Without the images, print all the entries below exactly as given.
Start INPUT RECORDS
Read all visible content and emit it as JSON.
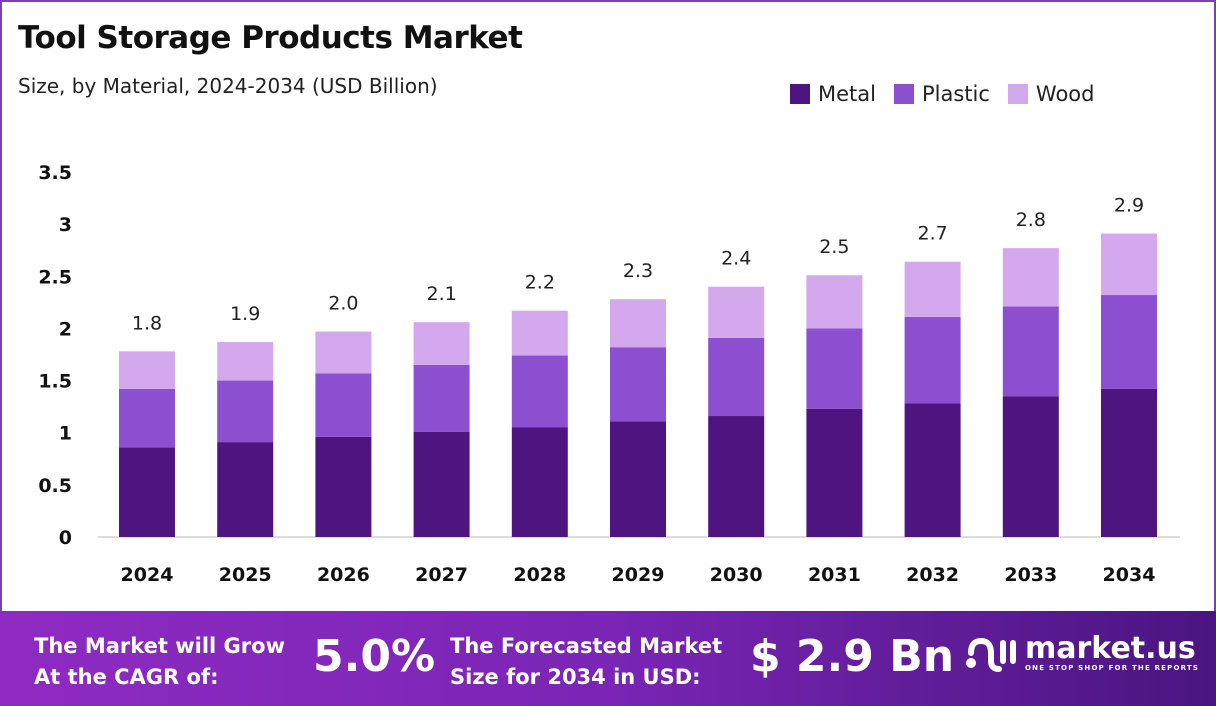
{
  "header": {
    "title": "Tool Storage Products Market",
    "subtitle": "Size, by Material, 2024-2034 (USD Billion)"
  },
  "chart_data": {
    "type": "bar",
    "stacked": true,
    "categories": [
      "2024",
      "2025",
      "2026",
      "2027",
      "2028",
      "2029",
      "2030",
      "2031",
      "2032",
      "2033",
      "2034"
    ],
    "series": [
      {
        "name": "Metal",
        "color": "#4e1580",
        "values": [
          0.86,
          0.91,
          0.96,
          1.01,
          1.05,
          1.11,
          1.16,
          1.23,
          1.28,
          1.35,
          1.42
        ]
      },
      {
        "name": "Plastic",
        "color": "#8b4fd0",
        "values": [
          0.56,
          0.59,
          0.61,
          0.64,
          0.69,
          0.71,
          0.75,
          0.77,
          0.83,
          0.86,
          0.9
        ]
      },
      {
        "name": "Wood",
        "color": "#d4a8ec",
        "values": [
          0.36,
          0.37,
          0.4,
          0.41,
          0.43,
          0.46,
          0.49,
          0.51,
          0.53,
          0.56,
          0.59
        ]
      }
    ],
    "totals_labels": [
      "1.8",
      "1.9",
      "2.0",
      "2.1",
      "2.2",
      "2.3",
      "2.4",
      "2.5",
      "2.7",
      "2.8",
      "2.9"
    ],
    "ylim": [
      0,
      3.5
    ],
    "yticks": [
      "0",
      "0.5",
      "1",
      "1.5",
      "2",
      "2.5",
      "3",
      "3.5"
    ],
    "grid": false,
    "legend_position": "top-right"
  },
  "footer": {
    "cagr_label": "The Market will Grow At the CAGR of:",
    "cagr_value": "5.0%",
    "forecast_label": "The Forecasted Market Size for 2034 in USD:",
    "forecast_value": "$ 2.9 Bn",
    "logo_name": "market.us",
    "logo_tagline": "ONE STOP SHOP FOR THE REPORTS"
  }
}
End INPUT RECORDS
_OUTPUT BELOW_
Read all visible content and emit it as JSON.
{
  "header": {
    "title": "Tool Storage Products Market",
    "subtitle": "Size, by Material, 2024-2034 (USD Billion)"
  },
  "chart_data": {
    "type": "bar",
    "stacked": true,
    "categories": [
      "2024",
      "2025",
      "2026",
      "2027",
      "2028",
      "2029",
      "2030",
      "2031",
      "2032",
      "2033",
      "2034"
    ],
    "series": [
      {
        "name": "Metal",
        "color": "#4e1580",
        "values": [
          0.86,
          0.91,
          0.96,
          1.01,
          1.05,
          1.11,
          1.16,
          1.23,
          1.28,
          1.35,
          1.42
        ]
      },
      {
        "name": "Plastic",
        "color": "#8b4fd0",
        "values": [
          0.56,
          0.59,
          0.61,
          0.64,
          0.69,
          0.71,
          0.75,
          0.77,
          0.83,
          0.86,
          0.9
        ]
      },
      {
        "name": "Wood",
        "color": "#d4a8ec",
        "values": [
          0.36,
          0.37,
          0.4,
          0.41,
          0.43,
          0.46,
          0.49,
          0.51,
          0.53,
          0.56,
          0.59
        ]
      }
    ],
    "totals_labels": [
      "1.8",
      "1.9",
      "2.0",
      "2.1",
      "2.2",
      "2.3",
      "2.4",
      "2.5",
      "2.7",
      "2.8",
      "2.9"
    ],
    "ylim": [
      0,
      3.5
    ],
    "yticks": [
      "0",
      "0.5",
      "1",
      "1.5",
      "2",
      "2.5",
      "3",
      "3.5"
    ],
    "grid": false,
    "legend_position": "top-right"
  },
  "footer": {
    "cagr_label": "The Market will Grow At the CAGR of:",
    "cagr_value": "5.0%",
    "forecast_label": "The Forecasted Market Size for 2034 in USD:",
    "forecast_value": "$ 2.9 Bn",
    "logo_name": "market.us",
    "logo_tagline": "ONE STOP SHOP FOR THE REPORTS"
  }
}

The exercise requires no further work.